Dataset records
------------------------
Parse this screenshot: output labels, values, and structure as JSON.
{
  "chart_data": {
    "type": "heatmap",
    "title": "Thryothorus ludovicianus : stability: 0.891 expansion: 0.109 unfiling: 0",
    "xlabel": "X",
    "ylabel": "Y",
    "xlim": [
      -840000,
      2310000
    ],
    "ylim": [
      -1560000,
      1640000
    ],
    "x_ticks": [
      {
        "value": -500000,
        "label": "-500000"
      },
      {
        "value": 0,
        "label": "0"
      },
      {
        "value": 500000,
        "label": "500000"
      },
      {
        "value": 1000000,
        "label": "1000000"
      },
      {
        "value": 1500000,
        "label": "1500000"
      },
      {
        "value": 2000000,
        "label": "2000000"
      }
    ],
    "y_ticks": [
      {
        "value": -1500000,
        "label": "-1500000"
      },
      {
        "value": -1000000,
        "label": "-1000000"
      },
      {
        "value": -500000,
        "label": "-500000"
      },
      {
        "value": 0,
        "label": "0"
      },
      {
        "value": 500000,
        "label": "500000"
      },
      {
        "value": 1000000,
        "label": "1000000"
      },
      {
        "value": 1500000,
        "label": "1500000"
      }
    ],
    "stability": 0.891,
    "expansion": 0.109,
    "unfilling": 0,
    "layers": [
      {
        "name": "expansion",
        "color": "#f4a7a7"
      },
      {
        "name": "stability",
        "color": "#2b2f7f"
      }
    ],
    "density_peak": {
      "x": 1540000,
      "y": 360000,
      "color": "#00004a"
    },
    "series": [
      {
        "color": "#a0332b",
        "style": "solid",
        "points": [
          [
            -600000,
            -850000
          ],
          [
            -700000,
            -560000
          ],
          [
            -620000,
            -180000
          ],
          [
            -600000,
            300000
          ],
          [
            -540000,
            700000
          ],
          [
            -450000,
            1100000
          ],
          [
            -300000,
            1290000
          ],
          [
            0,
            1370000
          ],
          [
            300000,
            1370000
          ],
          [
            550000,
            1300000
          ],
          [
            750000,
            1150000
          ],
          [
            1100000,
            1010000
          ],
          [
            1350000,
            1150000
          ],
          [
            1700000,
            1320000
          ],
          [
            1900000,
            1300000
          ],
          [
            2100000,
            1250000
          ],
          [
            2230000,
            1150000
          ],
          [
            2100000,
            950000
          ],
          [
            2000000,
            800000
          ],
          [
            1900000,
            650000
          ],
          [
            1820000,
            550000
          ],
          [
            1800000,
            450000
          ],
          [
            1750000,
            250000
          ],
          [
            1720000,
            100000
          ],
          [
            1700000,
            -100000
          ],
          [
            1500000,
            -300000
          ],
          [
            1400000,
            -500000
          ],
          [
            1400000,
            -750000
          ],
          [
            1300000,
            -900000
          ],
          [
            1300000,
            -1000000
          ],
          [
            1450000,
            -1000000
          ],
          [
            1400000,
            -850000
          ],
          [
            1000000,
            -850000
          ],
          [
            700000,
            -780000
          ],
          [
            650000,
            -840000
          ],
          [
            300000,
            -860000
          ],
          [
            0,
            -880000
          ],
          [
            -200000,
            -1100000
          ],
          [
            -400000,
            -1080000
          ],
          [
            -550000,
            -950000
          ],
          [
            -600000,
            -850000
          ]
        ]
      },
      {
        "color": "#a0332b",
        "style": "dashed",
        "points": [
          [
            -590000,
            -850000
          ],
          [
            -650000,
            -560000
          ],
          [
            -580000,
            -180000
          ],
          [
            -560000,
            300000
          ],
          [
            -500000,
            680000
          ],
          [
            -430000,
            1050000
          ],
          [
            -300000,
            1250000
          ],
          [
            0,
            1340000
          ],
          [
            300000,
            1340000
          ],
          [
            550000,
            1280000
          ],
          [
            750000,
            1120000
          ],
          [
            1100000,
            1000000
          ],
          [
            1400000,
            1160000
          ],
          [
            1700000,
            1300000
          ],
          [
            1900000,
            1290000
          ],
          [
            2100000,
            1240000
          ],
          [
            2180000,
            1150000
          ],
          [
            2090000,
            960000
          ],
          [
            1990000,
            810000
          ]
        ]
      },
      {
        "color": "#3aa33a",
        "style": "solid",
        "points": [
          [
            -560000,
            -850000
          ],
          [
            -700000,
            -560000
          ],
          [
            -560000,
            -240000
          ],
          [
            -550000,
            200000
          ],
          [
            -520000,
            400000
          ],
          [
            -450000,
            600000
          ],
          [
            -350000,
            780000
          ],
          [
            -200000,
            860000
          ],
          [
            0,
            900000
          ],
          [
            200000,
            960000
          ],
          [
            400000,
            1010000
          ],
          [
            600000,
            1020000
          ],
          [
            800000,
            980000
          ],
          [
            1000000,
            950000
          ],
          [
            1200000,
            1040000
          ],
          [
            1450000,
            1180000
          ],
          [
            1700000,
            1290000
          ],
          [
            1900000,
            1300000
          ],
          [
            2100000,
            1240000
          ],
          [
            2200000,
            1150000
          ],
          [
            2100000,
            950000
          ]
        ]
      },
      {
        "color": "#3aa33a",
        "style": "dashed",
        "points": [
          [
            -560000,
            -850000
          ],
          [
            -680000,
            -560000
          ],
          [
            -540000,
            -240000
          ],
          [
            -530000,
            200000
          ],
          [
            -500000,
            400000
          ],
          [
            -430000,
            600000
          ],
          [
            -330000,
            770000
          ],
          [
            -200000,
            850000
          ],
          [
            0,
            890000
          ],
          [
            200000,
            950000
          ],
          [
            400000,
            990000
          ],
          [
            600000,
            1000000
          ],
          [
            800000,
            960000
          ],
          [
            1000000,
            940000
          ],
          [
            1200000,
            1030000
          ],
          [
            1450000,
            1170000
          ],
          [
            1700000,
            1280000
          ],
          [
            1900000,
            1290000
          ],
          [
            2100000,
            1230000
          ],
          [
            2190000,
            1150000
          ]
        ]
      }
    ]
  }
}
------------------------
→ **Exercise brief**
What is the number of lines in the listing that contain the string "color"? Reply with that number alone.

→ **Task answer**
7